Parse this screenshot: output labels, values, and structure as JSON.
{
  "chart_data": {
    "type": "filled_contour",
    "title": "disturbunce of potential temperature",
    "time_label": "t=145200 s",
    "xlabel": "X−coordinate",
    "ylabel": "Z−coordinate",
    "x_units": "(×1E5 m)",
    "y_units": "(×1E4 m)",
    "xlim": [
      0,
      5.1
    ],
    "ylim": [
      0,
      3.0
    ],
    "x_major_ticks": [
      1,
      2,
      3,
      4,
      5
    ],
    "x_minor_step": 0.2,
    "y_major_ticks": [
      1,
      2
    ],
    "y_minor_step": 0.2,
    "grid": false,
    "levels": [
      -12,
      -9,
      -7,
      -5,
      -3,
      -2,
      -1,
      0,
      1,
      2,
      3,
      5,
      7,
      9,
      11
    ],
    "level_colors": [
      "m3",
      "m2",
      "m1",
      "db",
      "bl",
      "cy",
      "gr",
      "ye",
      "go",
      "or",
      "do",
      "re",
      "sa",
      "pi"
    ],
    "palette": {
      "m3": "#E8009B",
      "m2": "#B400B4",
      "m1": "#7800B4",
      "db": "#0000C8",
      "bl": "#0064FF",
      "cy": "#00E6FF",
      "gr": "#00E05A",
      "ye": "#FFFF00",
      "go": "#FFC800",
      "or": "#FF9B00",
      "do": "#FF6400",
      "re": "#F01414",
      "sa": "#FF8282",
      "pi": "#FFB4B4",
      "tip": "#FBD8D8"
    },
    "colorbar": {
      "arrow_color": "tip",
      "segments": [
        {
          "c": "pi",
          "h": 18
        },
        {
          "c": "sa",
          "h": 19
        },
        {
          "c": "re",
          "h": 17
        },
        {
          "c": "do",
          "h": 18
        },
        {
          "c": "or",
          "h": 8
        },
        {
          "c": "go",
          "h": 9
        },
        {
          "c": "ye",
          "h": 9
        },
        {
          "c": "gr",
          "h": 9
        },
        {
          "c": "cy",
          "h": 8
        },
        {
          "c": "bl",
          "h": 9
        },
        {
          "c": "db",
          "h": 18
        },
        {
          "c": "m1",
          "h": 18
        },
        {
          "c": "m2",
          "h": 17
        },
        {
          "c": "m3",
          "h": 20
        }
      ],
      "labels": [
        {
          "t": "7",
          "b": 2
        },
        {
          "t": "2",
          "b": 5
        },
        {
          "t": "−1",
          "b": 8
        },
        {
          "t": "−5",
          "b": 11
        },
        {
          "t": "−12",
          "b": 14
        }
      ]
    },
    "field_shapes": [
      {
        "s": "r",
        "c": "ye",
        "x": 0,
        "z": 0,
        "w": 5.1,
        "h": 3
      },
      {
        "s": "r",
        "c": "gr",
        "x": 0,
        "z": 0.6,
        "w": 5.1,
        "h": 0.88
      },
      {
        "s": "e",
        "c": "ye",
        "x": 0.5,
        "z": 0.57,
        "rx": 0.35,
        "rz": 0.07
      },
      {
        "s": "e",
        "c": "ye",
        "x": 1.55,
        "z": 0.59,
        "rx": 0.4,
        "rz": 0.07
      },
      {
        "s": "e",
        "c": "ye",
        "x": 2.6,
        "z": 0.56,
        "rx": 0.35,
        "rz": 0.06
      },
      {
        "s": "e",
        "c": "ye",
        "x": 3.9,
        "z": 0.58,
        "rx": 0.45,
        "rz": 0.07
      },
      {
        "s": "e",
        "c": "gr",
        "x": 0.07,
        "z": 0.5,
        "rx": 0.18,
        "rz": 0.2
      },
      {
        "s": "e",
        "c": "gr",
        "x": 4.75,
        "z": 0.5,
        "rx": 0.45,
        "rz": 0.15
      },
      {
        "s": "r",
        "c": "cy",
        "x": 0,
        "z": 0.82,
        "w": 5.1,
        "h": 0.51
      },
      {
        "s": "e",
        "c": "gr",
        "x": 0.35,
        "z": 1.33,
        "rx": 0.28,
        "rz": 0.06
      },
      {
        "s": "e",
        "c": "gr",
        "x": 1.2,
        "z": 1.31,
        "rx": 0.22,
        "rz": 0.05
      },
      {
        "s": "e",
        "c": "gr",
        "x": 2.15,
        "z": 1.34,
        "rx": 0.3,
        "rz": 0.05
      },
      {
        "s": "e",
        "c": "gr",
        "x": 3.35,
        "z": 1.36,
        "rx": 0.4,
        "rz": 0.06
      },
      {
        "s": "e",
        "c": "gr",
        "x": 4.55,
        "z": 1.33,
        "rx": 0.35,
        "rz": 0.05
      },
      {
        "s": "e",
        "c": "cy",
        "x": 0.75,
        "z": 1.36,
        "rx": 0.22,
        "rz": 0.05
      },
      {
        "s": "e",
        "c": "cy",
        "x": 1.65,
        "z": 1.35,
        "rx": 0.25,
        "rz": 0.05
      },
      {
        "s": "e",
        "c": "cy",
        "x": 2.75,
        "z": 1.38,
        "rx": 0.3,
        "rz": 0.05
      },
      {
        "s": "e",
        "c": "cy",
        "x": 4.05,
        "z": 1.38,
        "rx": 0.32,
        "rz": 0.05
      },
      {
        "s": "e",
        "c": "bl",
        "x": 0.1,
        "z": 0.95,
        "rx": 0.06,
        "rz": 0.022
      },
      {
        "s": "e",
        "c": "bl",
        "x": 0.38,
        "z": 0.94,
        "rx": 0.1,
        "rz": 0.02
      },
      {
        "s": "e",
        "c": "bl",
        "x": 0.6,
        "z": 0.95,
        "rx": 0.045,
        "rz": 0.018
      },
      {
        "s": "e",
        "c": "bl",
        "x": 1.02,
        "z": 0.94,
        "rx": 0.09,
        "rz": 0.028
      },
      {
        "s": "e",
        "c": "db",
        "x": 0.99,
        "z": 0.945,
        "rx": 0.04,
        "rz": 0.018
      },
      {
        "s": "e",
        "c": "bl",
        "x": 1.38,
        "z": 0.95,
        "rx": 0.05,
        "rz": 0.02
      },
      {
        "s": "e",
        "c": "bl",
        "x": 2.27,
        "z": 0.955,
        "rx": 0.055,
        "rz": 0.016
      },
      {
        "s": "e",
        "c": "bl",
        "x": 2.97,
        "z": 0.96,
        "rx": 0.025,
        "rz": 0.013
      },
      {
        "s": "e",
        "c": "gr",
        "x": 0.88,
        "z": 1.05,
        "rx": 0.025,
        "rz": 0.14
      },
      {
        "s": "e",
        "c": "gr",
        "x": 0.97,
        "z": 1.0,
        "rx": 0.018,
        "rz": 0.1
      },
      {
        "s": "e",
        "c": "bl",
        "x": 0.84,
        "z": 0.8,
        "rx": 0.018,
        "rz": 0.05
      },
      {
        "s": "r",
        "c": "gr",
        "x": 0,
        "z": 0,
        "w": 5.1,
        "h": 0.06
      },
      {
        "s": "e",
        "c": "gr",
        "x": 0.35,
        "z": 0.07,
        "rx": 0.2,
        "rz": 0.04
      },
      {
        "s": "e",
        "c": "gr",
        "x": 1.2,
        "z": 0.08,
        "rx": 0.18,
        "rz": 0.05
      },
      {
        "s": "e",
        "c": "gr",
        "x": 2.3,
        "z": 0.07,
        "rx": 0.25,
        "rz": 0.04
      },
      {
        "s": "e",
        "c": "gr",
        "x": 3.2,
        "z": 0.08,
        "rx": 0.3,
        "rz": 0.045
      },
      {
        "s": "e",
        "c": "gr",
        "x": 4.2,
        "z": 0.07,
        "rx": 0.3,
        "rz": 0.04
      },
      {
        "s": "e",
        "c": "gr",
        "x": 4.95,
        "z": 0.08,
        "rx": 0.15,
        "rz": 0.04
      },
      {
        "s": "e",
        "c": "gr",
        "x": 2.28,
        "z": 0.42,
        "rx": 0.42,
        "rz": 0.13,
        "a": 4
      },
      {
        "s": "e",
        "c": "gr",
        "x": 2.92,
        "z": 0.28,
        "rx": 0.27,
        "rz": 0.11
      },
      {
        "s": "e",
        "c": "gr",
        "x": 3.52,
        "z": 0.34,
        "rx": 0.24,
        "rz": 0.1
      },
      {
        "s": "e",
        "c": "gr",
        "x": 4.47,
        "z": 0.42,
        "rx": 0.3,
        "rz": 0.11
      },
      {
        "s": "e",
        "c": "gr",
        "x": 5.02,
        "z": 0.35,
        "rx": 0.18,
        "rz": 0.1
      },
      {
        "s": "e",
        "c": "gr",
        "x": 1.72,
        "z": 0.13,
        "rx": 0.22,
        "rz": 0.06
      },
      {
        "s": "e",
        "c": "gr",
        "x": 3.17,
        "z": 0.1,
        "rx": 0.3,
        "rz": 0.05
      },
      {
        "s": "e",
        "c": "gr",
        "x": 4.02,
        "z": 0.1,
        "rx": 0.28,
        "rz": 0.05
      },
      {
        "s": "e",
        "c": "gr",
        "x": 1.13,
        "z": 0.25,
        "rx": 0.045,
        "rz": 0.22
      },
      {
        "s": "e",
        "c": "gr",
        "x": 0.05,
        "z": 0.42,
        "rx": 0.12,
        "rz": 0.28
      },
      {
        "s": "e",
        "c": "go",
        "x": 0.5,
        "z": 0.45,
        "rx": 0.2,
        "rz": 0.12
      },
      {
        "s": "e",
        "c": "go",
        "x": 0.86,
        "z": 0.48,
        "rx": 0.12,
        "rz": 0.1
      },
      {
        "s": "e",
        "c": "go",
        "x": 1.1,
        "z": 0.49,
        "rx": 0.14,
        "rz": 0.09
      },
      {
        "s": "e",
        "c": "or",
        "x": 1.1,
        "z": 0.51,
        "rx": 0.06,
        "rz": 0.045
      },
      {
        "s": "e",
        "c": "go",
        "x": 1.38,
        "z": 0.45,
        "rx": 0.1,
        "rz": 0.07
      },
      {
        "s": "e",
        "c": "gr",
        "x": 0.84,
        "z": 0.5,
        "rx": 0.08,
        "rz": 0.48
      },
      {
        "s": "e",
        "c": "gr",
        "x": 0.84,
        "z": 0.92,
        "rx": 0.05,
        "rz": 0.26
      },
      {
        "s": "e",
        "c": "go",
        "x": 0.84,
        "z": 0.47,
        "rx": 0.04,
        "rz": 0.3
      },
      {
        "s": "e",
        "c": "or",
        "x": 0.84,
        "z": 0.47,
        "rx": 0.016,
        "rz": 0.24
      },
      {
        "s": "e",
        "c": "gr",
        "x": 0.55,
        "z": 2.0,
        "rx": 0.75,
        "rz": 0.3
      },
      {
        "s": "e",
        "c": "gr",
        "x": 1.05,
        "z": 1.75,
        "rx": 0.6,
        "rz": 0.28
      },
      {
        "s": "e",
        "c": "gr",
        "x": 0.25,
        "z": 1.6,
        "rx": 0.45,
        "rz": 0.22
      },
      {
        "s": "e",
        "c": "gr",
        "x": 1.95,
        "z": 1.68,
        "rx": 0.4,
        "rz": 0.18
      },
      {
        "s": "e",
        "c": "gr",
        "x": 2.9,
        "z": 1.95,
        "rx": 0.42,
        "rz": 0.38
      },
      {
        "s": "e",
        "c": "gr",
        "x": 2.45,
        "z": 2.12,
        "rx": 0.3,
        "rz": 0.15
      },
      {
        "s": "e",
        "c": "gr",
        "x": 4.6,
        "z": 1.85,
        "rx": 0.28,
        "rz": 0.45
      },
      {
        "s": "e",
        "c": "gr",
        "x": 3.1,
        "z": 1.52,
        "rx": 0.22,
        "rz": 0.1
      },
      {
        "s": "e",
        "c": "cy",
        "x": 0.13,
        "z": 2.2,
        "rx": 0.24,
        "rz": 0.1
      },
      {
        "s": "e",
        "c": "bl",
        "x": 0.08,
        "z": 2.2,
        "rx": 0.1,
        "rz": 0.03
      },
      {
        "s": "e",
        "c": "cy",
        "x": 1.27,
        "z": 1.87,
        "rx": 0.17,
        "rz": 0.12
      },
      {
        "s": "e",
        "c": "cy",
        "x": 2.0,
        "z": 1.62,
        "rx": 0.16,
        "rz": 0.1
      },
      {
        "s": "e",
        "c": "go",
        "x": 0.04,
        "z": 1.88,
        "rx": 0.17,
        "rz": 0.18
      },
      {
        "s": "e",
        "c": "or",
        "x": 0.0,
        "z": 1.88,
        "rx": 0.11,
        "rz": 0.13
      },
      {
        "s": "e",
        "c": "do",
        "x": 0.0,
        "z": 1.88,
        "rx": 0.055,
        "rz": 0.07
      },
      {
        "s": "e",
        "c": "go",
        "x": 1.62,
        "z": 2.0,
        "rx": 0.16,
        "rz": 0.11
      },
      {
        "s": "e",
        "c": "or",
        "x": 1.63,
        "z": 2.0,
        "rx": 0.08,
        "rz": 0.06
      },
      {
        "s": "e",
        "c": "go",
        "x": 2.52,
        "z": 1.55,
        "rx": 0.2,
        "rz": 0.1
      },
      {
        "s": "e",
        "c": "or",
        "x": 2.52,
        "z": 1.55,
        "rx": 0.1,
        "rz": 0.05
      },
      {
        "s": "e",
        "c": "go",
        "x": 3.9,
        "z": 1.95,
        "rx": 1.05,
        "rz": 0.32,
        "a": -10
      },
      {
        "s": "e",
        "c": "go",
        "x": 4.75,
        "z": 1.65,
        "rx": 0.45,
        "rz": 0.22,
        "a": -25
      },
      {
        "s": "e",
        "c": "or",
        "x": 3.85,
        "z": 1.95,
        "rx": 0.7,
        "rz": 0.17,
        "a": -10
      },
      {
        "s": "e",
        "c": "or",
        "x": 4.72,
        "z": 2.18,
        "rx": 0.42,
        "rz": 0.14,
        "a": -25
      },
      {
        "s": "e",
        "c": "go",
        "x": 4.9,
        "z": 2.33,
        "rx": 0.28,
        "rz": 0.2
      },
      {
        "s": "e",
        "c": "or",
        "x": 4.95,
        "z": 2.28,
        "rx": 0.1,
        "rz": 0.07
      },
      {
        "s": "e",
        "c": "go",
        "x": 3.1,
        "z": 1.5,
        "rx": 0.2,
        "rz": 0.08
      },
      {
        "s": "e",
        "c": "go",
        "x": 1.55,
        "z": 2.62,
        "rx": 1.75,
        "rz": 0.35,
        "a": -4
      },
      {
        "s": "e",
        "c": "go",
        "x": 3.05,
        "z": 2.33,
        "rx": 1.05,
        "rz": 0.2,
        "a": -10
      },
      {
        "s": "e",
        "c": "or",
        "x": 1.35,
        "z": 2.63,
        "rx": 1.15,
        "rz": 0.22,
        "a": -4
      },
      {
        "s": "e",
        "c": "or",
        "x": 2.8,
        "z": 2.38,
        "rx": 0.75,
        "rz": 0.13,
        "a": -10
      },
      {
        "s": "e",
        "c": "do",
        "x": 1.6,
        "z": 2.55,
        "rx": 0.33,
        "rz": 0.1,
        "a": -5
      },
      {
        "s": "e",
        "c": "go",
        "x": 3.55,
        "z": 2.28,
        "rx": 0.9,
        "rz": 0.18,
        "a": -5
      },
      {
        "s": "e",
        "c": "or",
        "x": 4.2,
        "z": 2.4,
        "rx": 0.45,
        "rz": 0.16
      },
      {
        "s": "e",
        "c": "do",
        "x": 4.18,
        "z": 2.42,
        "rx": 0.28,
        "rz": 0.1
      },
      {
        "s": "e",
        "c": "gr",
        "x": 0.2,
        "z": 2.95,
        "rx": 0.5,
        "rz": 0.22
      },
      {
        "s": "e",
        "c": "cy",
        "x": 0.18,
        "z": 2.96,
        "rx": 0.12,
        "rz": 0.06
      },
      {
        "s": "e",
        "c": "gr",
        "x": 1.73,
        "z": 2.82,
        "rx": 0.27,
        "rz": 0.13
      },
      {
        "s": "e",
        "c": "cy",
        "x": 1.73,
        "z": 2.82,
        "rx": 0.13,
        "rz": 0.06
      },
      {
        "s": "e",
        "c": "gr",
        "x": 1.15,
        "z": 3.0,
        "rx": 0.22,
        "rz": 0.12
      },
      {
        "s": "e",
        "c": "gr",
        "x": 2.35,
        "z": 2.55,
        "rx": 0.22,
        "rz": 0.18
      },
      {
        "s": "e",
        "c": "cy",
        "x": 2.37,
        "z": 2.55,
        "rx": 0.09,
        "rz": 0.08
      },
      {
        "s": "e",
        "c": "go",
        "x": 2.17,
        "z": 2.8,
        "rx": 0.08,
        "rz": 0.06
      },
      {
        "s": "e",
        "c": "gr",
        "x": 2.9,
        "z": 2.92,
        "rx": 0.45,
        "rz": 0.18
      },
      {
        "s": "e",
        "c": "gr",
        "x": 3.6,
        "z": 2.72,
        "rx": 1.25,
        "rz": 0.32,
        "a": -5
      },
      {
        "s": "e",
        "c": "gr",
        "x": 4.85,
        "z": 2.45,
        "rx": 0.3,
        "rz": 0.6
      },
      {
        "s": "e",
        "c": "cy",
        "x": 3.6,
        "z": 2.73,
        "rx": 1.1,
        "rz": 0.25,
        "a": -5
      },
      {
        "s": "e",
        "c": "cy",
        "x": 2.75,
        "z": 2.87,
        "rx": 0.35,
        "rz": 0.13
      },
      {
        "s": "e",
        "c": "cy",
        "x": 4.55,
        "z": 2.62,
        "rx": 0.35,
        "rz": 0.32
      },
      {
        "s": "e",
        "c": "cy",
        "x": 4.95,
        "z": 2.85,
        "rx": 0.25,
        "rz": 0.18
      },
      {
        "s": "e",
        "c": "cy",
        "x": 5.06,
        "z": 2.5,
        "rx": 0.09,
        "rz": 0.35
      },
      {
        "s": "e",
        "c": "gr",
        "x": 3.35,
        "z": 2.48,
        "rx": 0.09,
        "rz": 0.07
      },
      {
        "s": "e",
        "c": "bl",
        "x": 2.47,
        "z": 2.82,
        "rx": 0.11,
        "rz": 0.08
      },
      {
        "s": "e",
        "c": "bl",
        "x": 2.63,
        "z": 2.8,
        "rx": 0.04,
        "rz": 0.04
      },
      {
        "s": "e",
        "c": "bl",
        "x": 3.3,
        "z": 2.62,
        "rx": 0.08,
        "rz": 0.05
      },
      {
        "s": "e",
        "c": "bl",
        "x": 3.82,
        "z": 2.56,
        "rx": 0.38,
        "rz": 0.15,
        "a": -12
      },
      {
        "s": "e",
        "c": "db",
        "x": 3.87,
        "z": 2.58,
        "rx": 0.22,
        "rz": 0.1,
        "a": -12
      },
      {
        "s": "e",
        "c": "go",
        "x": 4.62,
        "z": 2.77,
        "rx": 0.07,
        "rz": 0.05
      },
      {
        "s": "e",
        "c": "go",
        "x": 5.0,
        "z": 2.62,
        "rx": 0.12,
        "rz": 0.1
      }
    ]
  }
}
☆ ☆ ☆ ☆ ☆ ☆ ☆
**GOAL**
For each line of the entries that includes "coordinate", show that line.

**COMPLETE RESPONSE**
    "xlabel": "X−coordinate",
    "ylabel": "Z−coordinate",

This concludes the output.